** Begin **

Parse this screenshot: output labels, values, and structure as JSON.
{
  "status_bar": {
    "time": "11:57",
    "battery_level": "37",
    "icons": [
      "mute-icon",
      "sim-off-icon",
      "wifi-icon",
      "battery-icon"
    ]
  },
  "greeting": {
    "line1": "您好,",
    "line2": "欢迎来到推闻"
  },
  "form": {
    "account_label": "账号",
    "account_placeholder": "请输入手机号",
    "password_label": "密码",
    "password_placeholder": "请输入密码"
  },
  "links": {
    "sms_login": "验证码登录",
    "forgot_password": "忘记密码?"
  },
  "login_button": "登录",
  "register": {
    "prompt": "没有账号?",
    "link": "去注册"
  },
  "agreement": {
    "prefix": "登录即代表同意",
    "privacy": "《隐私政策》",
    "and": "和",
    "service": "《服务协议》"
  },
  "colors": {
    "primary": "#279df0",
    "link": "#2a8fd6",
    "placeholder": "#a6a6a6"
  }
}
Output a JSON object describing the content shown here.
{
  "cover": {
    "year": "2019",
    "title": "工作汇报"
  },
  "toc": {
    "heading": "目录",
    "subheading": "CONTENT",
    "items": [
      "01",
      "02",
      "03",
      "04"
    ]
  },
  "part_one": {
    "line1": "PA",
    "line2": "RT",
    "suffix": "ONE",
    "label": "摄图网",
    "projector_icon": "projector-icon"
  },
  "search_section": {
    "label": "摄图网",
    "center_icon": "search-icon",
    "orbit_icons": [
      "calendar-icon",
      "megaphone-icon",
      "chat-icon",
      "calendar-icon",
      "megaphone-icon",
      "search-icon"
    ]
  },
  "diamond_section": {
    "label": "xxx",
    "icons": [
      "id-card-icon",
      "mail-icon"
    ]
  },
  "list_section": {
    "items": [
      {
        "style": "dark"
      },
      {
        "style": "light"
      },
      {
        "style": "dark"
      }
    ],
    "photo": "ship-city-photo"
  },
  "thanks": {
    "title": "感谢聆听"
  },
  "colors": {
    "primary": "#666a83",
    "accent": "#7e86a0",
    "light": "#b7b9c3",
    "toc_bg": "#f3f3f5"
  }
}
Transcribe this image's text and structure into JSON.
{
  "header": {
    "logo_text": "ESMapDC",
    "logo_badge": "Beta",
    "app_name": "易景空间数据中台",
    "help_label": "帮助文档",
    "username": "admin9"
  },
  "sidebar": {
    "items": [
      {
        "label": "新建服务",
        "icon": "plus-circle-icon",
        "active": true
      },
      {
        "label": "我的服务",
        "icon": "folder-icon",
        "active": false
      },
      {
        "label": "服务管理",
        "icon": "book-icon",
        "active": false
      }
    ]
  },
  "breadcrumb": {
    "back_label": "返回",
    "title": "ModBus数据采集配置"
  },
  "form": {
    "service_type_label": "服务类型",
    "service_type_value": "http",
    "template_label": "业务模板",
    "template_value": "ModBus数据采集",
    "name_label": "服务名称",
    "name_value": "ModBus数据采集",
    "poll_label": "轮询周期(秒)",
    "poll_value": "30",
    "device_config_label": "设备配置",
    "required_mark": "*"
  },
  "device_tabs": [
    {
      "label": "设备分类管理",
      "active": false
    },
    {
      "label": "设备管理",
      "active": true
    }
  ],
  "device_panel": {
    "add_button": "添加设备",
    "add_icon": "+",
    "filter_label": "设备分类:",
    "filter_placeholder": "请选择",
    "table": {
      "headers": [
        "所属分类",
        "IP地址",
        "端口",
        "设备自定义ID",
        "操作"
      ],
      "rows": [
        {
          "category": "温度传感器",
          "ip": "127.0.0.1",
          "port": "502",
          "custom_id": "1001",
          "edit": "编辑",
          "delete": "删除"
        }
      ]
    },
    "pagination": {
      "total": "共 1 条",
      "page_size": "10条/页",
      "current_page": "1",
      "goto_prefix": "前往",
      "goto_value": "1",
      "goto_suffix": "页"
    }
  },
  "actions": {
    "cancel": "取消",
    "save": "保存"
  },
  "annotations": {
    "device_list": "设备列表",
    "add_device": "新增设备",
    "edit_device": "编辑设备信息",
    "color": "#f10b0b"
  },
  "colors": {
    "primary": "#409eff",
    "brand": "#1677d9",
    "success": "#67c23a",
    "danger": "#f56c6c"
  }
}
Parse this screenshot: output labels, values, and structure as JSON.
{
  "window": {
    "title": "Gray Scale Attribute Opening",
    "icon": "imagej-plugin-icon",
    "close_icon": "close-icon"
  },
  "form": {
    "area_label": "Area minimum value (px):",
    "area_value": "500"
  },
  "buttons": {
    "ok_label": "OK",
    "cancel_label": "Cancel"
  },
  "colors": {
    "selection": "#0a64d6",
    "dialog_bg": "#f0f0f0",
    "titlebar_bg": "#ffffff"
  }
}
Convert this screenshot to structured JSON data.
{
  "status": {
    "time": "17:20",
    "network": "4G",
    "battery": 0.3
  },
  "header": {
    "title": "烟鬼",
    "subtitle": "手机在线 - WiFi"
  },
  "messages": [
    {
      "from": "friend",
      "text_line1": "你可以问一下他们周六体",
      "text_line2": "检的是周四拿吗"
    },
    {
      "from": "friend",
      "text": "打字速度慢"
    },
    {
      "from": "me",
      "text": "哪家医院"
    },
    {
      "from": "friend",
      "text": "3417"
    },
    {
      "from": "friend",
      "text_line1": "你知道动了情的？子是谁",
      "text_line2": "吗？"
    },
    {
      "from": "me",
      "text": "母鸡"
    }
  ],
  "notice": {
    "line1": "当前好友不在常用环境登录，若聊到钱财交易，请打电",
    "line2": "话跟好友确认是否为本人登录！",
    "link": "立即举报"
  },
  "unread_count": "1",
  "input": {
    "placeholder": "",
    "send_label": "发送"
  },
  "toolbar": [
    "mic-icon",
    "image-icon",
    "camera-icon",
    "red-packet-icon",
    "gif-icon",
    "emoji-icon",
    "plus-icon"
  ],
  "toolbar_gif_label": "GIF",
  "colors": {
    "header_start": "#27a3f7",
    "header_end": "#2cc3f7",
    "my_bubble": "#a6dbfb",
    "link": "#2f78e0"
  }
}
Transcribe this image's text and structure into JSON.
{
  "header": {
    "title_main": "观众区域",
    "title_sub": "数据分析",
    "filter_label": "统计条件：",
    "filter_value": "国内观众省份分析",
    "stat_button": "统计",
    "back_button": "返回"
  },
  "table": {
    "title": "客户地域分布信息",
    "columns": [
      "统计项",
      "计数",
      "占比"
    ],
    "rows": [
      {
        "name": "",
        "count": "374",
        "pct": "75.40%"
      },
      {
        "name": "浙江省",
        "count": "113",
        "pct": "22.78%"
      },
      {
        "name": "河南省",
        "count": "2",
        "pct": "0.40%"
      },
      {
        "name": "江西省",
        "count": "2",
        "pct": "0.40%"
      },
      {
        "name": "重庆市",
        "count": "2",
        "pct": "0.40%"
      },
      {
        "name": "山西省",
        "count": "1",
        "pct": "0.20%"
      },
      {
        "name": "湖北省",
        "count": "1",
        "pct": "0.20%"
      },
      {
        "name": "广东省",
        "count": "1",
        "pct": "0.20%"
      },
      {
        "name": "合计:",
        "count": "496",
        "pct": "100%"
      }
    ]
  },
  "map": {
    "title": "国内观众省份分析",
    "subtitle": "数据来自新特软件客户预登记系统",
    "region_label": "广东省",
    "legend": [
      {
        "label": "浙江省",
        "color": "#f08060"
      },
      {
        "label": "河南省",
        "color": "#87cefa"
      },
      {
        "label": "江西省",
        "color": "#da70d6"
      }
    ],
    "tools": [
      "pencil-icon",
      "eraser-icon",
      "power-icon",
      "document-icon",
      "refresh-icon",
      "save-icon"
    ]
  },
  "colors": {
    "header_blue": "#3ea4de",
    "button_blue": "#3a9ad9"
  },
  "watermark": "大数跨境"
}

** End **

**PROBLEM DESCRIPTION**
From the entries above, extract every line where the word "subtitle" appears.

**SOLUTION TO THIS EXERCISE**
    "subtitle": "手机在线 - WiFi"
    "subtitle": "数据来自新特软件客户预登记系统",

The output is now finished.